▸ **What the exercise asks**
Copy the full set of lines exactly as given.

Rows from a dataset

____________

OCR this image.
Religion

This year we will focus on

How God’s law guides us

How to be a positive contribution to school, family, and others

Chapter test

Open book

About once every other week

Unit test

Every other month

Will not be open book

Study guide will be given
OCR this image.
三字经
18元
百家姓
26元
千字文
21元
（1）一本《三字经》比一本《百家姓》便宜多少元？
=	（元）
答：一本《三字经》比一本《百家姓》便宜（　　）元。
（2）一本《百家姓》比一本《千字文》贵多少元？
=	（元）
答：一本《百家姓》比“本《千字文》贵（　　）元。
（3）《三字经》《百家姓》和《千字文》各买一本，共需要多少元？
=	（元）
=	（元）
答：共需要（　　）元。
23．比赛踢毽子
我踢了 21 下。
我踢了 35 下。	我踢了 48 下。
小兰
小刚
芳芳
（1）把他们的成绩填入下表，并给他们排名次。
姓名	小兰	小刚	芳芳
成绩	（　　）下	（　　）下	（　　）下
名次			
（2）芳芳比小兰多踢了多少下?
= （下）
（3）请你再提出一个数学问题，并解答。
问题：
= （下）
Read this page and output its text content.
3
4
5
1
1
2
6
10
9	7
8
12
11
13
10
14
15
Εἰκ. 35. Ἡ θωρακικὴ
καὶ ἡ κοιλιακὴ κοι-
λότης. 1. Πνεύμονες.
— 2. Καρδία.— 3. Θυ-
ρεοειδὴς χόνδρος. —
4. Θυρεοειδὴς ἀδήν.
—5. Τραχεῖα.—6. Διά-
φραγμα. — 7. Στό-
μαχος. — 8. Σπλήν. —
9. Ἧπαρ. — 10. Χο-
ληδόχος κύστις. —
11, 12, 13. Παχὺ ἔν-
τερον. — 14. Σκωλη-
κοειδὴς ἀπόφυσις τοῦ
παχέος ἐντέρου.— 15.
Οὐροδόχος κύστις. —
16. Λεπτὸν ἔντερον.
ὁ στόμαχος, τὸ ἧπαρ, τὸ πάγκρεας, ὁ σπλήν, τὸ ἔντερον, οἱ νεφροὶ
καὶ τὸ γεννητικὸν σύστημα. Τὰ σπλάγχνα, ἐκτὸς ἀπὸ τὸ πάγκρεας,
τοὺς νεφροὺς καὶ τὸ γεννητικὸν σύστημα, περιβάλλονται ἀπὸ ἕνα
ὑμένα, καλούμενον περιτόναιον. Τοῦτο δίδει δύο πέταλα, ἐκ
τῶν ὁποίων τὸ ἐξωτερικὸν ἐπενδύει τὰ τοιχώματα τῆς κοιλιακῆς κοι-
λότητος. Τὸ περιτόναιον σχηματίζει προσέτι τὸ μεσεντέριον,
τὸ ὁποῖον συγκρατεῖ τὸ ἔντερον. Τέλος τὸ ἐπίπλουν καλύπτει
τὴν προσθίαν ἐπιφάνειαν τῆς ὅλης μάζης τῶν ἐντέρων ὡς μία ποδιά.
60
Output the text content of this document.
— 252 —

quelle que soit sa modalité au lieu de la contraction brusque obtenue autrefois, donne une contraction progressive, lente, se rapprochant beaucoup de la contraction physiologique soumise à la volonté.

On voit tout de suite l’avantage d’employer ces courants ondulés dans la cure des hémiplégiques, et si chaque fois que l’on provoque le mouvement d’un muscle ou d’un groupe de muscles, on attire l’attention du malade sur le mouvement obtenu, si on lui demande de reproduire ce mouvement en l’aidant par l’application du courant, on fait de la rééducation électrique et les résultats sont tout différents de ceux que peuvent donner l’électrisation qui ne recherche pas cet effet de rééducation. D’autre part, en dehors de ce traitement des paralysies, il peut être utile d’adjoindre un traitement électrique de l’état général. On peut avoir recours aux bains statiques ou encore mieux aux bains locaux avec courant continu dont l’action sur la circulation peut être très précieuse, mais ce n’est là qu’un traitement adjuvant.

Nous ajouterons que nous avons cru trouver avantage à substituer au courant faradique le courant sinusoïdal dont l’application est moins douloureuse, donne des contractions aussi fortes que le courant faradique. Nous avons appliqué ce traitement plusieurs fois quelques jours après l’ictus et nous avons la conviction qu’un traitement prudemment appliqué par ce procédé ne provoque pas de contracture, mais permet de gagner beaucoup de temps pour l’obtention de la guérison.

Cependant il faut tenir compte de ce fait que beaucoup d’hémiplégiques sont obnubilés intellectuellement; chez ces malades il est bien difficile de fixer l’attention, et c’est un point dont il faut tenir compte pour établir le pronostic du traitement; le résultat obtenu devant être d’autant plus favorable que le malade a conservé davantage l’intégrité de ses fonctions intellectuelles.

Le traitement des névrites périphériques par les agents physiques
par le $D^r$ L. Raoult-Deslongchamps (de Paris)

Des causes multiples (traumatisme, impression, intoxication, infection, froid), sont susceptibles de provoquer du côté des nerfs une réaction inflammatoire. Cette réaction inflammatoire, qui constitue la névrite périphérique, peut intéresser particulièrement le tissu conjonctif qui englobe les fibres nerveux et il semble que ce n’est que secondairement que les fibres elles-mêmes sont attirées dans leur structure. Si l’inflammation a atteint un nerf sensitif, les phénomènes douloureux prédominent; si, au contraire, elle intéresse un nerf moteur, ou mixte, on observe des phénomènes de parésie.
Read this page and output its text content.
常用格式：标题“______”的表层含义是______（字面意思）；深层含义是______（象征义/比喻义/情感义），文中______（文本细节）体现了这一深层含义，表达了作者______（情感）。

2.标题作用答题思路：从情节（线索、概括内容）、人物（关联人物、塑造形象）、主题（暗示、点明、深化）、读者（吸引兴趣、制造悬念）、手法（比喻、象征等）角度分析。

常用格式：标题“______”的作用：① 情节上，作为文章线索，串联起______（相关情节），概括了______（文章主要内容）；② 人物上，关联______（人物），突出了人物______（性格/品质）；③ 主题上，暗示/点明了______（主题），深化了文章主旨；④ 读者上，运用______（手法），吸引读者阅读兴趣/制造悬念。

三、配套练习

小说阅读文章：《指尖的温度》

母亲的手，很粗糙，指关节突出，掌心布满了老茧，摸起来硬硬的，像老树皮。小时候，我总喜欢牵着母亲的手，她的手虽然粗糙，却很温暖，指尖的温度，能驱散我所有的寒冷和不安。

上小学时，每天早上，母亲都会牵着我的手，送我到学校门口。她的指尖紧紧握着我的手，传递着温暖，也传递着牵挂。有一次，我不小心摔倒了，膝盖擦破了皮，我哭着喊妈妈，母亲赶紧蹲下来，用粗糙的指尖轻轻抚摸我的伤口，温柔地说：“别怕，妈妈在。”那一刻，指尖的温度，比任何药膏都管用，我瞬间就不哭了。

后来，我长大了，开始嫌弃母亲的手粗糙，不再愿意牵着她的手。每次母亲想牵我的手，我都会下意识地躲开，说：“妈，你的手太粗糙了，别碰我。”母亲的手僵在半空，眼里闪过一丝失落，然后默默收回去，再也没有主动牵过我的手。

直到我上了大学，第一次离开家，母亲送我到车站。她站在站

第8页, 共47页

____________

▸ **Full response**
OCR this image.
Religion

This year we will focus on

How God’s law guides us

How to be a positive contribution to school, family, and others

Chapter test

Open book

About once every other week

Unit test

Every other month

Will not be open book

Study guide will be given
OCR this image.
三字经
18元
百家姓
26元
千字文
21元
（1）一本《三字经》比一本《百家姓》便宜多少元？
=	（元）
答：一本《三字经》比一本《百家姓》便宜（　　）元。
（2）一本《百家姓》比一本《千字文》贵多少元？
=	（元）
答：一本《百家姓》比“本《千字文》贵（　　）元。
（3）《三字经》《百家姓》和《千字文》各买一本，共需要多少元？
=	（元）
=	（元）
答：共需要（　　）元。
23．比赛踢毽子
我踢了 21 下。
我踢了 35 下。	我踢了 48 下。
小兰
小刚
芳芳
（1）把他们的成绩填入下表，并给他们排名次。
姓名	小兰	小刚	芳芳
成绩	（　　）下	（　　）下	（　　）下
名次			
（2）芳芳比小兰多踢了多少下?
= （下）
（3）请你再提出一个数学问题，并解答。
问题：
= （下）
Read this page and output its text content.
3
4
5
1
1
2
6
10
9	7
8
12
11
13
10
14
15
Εἰκ. 35. Ἡ θωρακικὴ
καὶ ἡ κοιλιακὴ κοι-
λότης. 1. Πνεύμονες.
— 2. Καρδία.— 3. Θυ-
ρεοειδὴς χόνδρος. —
4. Θυρεοειδὴς ἀδήν.
—5. Τραχεῖα.—6. Διά-
φραγμα. — 7. Στό-
μαχος. — 8. Σπλήν. —
9. Ἧπαρ. — 10. Χο-
ληδόχος κύστις. —
11, 12, 13. Παχὺ ἔν-
τερον. — 14. Σκωλη-
κοειδὴς ἀπόφυσις τοῦ
παχέος ἐντέρου.— 15.
Οὐροδόχος κύστις. —
16. Λεπτὸν ἔντερον.
ὁ στόμαχος, τὸ ἧπαρ, τὸ πάγκρεας, ὁ σπλήν, τὸ ἔντερον, οἱ νεφροὶ
καὶ τὸ γεννητικὸν σύστημα. Τὰ σπλάγχνα, ἐκτὸς ἀπὸ τὸ πάγκρεας,
τοὺς νεφροὺς καὶ τὸ γεννητικὸν σύστημα, περιβάλλονται ἀπὸ ἕνα
ὑμένα, καλούμενον περιτόναιον. Τοῦτο δίδει δύο πέταλα, ἐκ
τῶν ὁποίων τὸ ἐξωτερικὸν ἐπενδύει τὰ τοιχώματα τῆς κοιλιακῆς κοι-
λότητος. Τὸ περιτόναιον σχηματίζει προσέτι τὸ μεσεντέριον,
τὸ ὁποῖον συγκρατεῖ τὸ ἔντερον. Τέλος τὸ ἐπίπλουν καλύπτει
τὴν προσθίαν ἐπιφάνειαν τῆς ὅλης μάζης τῶν ἐντέρων ὡς μία ποδιά.
60
Output the text content of this document.
— 252 —

quelle que soit sa modalité au lieu de la contraction brusque obtenue autrefois, donne une contraction progressive, lente, se rapprochant beaucoup de la contraction physiologique soumise à la volonté.

On voit tout de suite l’avantage d’employer ces courants ondulés dans la cure des hémiplégiques, et si chaque fois que l’on provoque le mouvement d’un muscle ou d’un groupe de muscles, on attire l’attention du malade sur le mouvement obtenu, si on lui demande de reproduire ce mouvement en l’aidant par l’application du courant, on fait de la rééducation électrique et les résultats sont tout différents de ceux que peuvent donner l’électrisation qui ne recherche pas cet effet de rééducation. D’autre part, en dehors de ce traitement des paralysies, il peut être utile d’adjoindre un traitement électrique de l’état général. On peut avoir recours aux bains statiques ou encore mieux aux bains locaux avec courant continu dont l’action sur la circulation peut être très précieuse, mais ce n’est là qu’un traitement adjuvant.

Nous ajouterons que nous avons cru trouver avantage à substituer au courant faradique le courant sinusoïdal dont l’application est moins douloureuse, donne des contractions aussi fortes que le courant faradique. Nous avons appliqué ce traitement plusieurs fois quelques jours après l’ictus et nous avons la conviction qu’un traitement prudemment appliqué par ce procédé ne provoque pas de contracture, mais permet de gagner beaucoup de temps pour l’obtention de la guérison.

Cependant il faut tenir compte de ce fait que beaucoup d’hémiplégiques sont obnubilés intellectuellement; chez ces malades il est bien difficile de fixer l’attention, et c’est un point dont il faut tenir compte pour établir le pronostic du traitement; le résultat obtenu devant être d’autant plus favorable que le malade a conservé davantage l’intégrité de ses fonctions intellectuelles.

Le traitement des névrites périphériques par les agents physiques
par le $D^r$ L. Raoult-Deslongchamps (de Paris)

Des causes multiples (traumatisme, impression, intoxication, infection, froid), sont susceptibles de provoquer du côté des nerfs une réaction inflammatoire. Cette réaction inflammatoire, qui constitue la névrite périphérique, peut intéresser particulièrement le tissu conjonctif qui englobe les fibres nerveux et il semble que ce n’est que secondairement que les fibres elles-mêmes sont attirées dans leur structure. Si l’inflammation a atteint un nerf sensitif, les phénomènes douloureux prédominent; si, au contraire, elle intéresse un nerf moteur, ou mixte, on observe des phénomènes de parésie.
Read this page and output its text content.
常用格式：标题“______”的表层含义是______（字面意思）；深层含义是______（象征义/比喻义/情感义），文中______（文本细节）体现了这一深层含义，表达了作者______（情感）。

2.标题作用答题思路：从情节（线索、概括内容）、人物（关联人物、塑造形象）、主题（暗示、点明、深化）、读者（吸引兴趣、制造悬念）、手法（比喻、象征等）角度分析。

常用格式：标题“______”的作用：① 情节上，作为文章线索，串联起______（相关情节），概括了______（文章主要内容）；② 人物上，关联______（人物），突出了人物______（性格/品质）；③ 主题上，暗示/点明了______（主题），深化了文章主旨；④ 读者上，运用______（手法），吸引读者阅读兴趣/制造悬念。

三、配套练习

小说阅读文章：《指尖的温度》

母亲的手，很粗糙，指关节突出，掌心布满了老茧，摸起来硬硬的，像老树皮。小时候，我总喜欢牵着母亲的手，她的手虽然粗糙，却很温暖，指尖的温度，能驱散我所有的寒冷和不安。

上小学时，每天早上，母亲都会牵着我的手，送我到学校门口。她的指尖紧紧握着我的手，传递着温暖，也传递着牵挂。有一次，我不小心摔倒了，膝盖擦破了皮，我哭着喊妈妈，母亲赶紧蹲下来，用粗糙的指尖轻轻抚摸我的伤口，温柔地说：“别怕，妈妈在。”那一刻，指尖的温度，比任何药膏都管用，我瞬间就不哭了。

后来，我长大了，开始嫌弃母亲的手粗糙，不再愿意牵着她的手。每次母亲想牵我的手，我都会下意识地躲开，说：“妈，你的手太粗糙了，别碰我。”母亲的手僵在半空，眼里闪过一丝失落，然后默默收回去，再也没有主动牵过我的手。

直到我上了大学，第一次离开家，母亲送我到车站。她站在站

第8页, 共47页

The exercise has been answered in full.